Gather all lines in the entries below that include the word "Mean".

begin

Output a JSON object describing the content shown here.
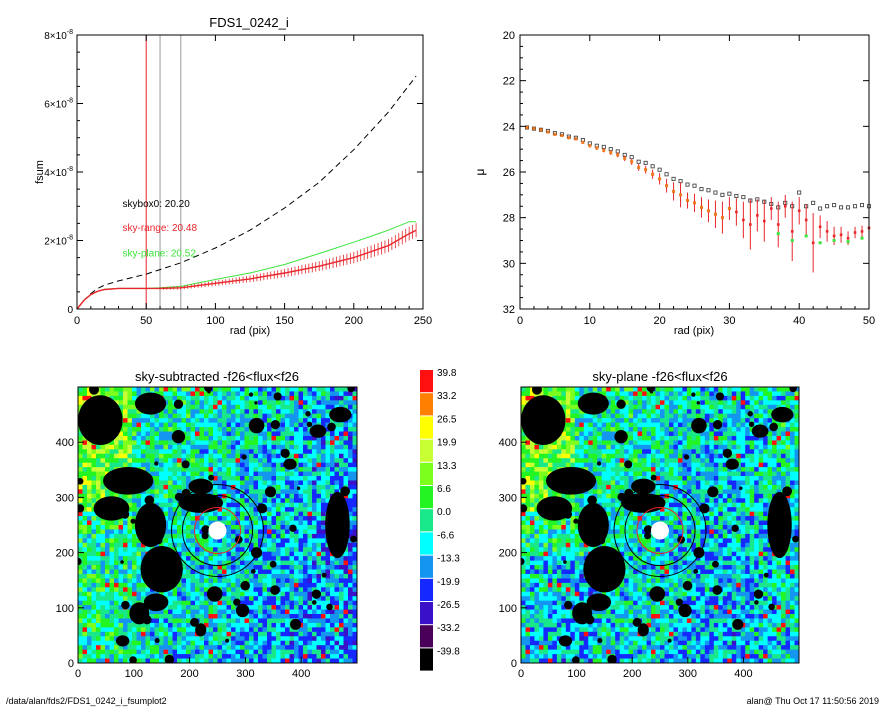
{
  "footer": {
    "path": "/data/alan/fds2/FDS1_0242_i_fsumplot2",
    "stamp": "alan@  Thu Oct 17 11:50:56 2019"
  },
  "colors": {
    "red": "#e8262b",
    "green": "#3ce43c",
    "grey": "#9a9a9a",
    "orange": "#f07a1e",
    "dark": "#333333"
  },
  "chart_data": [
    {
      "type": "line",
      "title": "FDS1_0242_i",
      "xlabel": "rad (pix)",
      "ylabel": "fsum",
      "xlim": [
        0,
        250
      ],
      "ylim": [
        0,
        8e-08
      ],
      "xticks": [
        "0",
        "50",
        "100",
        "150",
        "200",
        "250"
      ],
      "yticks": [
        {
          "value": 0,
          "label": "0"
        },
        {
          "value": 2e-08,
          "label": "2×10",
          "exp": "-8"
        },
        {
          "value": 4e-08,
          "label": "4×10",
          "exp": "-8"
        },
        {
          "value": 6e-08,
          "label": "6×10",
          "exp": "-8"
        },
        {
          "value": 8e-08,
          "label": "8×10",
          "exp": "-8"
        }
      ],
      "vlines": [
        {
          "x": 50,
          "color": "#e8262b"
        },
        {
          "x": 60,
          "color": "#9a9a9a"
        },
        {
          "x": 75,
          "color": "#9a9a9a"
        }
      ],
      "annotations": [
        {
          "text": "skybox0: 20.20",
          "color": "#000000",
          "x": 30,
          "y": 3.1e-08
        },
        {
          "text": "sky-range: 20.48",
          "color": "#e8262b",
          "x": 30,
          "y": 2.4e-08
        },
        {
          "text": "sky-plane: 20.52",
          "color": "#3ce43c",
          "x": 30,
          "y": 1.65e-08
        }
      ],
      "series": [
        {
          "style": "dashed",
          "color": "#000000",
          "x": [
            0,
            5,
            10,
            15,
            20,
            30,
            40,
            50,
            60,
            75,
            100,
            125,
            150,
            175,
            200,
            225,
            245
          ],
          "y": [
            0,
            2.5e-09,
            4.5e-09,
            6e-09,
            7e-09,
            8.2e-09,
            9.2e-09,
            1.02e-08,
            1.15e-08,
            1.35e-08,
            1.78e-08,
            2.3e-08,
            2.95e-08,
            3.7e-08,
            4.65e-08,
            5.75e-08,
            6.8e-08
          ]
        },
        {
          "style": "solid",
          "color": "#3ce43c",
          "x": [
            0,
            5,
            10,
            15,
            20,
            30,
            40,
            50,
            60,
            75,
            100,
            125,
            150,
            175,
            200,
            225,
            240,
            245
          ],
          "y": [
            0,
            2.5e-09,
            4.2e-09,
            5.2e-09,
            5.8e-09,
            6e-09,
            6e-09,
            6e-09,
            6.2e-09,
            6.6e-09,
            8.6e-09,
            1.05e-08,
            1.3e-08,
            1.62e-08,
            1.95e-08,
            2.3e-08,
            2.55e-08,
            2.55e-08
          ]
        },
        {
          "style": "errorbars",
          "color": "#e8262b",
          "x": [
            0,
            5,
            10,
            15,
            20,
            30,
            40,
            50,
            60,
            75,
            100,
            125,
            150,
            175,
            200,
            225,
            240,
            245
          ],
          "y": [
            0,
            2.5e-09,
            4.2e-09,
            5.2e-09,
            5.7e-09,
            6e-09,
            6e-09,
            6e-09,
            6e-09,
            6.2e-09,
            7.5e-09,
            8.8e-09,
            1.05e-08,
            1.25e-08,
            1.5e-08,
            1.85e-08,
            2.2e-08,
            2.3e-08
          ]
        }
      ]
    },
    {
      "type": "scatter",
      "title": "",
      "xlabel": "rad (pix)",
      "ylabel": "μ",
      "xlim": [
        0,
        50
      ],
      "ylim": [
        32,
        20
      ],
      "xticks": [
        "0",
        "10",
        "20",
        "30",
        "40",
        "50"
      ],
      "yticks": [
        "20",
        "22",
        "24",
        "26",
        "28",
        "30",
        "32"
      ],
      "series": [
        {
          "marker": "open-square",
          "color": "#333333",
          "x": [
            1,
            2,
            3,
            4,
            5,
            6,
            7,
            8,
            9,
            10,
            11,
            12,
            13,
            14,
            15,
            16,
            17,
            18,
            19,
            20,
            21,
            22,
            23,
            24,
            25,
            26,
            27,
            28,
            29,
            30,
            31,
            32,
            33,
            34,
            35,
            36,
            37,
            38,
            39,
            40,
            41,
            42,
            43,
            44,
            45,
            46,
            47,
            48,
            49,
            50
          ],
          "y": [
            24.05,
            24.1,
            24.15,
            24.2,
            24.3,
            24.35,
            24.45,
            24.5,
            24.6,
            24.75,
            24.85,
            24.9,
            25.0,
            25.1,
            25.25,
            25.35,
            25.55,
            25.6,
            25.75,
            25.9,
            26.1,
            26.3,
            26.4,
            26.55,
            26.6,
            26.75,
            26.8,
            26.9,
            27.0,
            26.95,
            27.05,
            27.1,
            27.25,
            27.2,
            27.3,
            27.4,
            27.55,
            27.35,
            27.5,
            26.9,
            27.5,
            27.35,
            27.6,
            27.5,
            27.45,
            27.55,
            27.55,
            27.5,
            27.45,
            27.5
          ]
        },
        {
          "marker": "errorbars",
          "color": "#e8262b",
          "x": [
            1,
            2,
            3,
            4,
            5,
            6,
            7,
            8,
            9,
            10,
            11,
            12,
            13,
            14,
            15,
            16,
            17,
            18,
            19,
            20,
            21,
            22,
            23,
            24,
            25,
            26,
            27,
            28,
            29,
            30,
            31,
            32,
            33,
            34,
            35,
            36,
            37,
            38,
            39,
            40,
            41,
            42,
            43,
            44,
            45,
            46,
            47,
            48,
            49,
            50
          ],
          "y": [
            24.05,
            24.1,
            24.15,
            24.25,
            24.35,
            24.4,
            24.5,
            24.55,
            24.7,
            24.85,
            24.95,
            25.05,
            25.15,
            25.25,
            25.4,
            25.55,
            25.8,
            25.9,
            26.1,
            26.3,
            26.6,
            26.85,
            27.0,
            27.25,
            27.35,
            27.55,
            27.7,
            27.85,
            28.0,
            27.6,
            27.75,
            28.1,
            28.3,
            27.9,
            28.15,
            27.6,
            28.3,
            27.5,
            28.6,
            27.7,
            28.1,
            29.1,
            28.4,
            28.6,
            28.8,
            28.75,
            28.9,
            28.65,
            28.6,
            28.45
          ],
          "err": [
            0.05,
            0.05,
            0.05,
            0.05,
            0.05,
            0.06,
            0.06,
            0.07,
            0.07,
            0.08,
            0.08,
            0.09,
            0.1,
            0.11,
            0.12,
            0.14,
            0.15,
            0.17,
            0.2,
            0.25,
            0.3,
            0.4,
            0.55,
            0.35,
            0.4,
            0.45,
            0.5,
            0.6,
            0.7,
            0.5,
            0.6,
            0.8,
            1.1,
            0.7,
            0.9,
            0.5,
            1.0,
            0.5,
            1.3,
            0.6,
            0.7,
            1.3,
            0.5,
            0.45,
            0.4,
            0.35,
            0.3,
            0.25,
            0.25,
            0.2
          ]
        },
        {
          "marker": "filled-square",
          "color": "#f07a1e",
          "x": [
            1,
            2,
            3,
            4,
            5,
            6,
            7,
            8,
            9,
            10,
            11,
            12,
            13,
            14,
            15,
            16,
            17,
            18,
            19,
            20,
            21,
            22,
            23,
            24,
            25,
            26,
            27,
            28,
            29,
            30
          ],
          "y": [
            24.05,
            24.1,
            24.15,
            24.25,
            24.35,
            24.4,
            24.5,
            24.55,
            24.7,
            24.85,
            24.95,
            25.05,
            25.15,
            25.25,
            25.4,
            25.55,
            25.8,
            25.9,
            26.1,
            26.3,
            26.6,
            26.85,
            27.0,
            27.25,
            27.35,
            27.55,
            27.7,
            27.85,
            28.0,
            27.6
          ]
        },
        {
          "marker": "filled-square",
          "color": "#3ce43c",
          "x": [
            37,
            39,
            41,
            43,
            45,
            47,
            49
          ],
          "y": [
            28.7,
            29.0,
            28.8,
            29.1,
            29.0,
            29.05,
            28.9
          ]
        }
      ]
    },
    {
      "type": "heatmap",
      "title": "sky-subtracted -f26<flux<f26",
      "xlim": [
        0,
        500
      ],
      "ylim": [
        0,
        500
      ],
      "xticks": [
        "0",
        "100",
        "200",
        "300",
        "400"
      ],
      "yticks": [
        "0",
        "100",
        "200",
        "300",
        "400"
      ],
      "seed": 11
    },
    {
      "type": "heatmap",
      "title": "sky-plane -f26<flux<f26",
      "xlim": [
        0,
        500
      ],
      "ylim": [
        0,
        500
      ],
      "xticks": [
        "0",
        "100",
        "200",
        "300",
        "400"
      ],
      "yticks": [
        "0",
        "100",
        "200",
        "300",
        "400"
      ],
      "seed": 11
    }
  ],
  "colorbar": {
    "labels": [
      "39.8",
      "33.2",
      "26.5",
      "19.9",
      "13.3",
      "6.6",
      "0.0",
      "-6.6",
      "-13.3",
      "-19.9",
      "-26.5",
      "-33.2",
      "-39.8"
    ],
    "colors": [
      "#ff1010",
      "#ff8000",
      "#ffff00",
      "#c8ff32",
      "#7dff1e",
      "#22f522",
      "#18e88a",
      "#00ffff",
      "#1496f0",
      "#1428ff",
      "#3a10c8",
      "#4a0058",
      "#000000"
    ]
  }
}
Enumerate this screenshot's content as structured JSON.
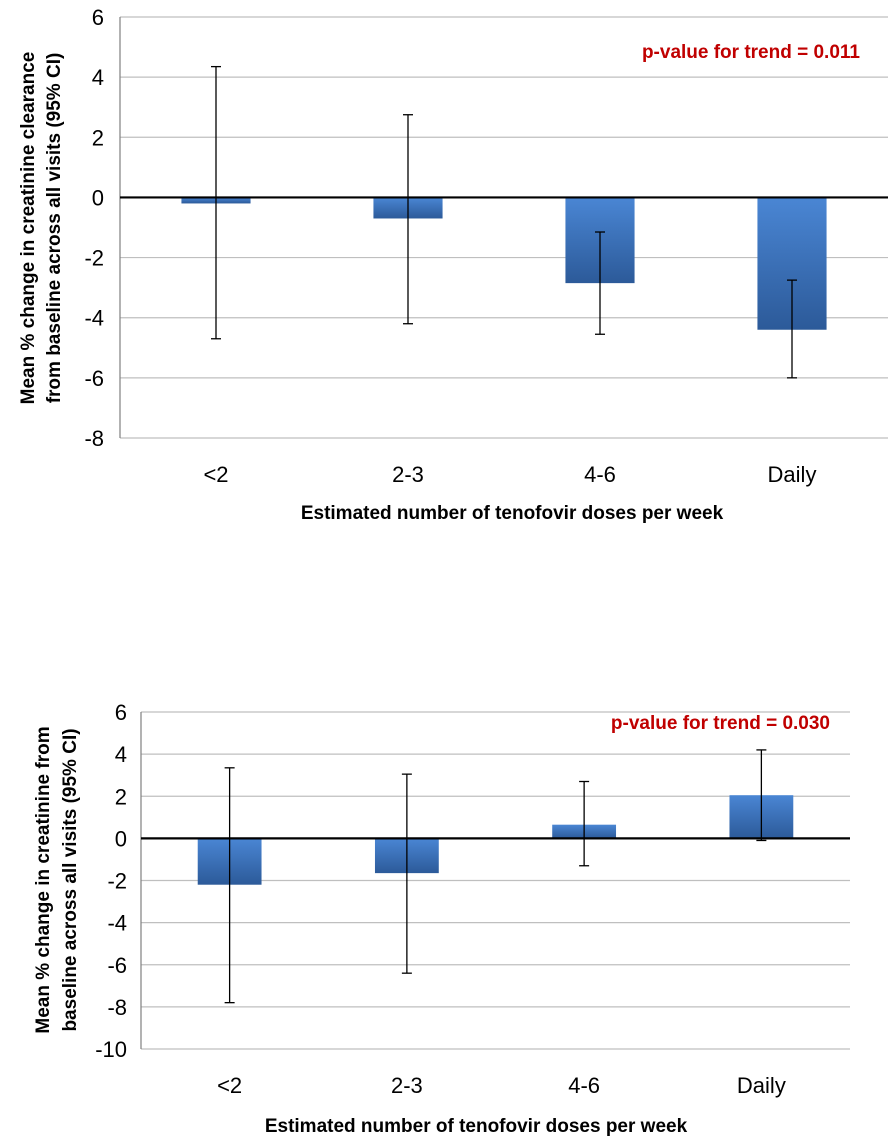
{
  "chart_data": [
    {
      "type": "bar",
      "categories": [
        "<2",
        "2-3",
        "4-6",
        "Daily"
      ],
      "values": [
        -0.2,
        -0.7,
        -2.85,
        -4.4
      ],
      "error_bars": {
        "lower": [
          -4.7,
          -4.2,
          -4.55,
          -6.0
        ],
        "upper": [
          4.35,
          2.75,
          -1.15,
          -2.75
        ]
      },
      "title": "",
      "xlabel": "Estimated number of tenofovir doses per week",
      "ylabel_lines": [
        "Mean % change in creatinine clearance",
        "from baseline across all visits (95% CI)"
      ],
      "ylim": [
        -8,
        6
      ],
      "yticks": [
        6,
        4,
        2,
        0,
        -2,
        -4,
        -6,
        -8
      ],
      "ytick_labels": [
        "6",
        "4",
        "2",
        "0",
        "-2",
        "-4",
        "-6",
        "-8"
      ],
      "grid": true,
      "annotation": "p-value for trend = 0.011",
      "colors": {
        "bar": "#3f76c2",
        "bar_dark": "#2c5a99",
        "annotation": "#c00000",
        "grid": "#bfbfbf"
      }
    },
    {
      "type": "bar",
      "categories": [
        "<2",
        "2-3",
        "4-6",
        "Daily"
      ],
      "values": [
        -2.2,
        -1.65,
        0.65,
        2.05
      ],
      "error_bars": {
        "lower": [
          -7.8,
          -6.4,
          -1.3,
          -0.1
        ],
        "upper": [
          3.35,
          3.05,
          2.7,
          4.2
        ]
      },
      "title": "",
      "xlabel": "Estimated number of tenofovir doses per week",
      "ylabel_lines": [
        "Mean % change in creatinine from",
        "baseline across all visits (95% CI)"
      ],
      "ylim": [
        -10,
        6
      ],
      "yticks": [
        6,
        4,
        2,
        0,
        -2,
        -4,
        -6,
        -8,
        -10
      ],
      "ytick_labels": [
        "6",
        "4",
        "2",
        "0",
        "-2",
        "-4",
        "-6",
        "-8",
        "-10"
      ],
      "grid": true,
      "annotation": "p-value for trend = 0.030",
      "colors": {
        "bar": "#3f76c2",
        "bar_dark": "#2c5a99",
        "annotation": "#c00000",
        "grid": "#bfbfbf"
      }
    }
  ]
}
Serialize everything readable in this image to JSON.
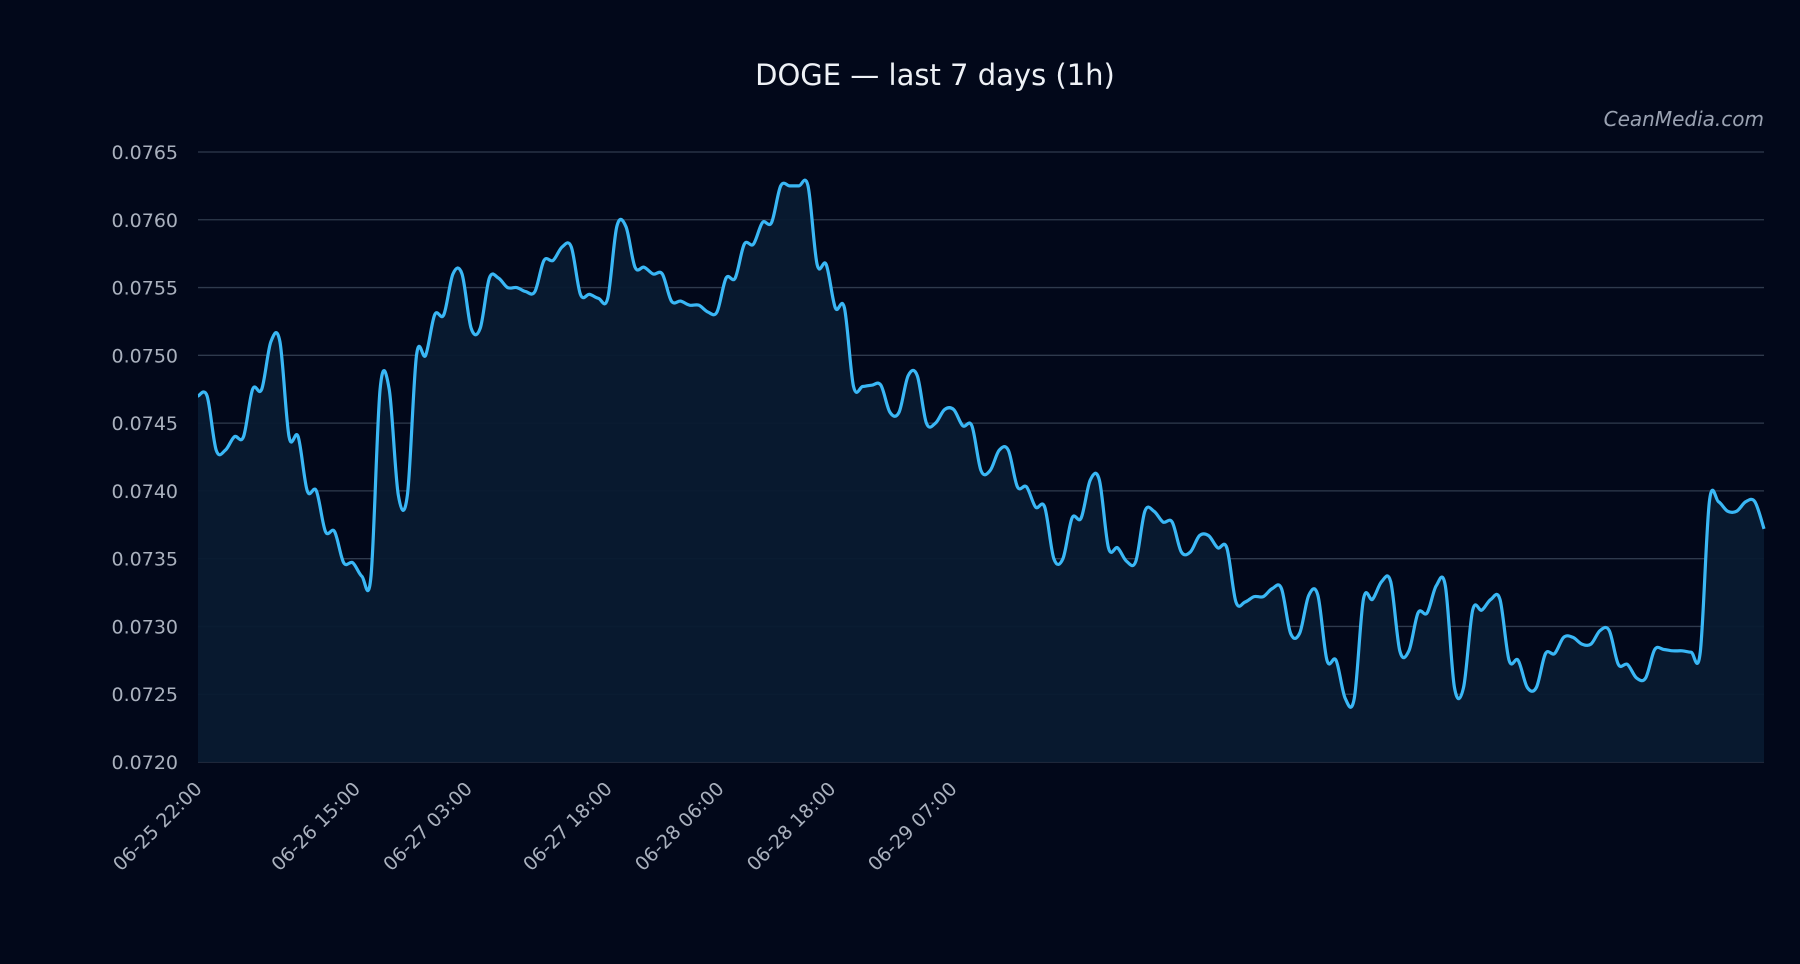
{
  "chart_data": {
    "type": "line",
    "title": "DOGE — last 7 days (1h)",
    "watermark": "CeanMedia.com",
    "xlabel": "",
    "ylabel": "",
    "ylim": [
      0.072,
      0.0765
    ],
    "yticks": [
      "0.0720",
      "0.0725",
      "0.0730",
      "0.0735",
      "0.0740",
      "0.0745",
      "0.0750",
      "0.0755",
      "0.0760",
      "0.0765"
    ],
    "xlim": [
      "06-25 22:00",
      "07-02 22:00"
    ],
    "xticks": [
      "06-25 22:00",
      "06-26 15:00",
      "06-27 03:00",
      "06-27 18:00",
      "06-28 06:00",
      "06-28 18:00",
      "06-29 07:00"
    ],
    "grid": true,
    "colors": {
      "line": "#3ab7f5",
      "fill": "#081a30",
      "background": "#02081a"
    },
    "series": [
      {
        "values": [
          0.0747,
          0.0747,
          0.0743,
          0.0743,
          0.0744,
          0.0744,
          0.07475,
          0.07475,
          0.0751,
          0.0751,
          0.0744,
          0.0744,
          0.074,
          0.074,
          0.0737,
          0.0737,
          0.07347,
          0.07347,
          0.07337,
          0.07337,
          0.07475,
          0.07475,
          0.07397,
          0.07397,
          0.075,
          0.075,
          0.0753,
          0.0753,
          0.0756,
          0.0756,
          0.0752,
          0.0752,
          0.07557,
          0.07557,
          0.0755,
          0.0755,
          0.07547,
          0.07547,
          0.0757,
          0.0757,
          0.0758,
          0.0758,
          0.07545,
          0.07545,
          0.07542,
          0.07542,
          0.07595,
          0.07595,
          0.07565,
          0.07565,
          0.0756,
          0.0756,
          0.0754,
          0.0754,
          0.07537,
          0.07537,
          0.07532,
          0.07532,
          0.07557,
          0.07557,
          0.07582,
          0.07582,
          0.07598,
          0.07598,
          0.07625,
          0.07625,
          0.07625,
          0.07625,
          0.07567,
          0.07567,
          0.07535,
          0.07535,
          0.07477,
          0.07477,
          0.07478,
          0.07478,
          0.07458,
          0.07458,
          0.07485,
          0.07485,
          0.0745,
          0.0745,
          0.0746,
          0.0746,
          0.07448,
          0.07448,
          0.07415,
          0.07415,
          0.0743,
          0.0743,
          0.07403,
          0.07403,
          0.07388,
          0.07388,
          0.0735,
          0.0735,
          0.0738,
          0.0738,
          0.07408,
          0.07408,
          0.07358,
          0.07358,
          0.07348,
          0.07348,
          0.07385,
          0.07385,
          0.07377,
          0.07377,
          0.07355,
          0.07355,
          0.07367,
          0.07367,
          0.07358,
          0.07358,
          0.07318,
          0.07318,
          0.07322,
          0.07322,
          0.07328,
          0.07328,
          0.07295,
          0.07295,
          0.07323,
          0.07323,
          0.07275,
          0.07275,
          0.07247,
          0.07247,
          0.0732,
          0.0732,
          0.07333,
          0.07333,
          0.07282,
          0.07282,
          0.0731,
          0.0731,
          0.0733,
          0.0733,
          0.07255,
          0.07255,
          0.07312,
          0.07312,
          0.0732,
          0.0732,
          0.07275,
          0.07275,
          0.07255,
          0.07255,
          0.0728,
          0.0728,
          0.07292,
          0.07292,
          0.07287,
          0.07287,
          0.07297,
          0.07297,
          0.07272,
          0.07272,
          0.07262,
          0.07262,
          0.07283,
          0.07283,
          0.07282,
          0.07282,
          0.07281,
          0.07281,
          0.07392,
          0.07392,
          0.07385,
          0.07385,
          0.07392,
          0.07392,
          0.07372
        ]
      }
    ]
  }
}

end

## Reply
        "Mean % change in creatinine clearance",
        "Mean % change in creatinine from",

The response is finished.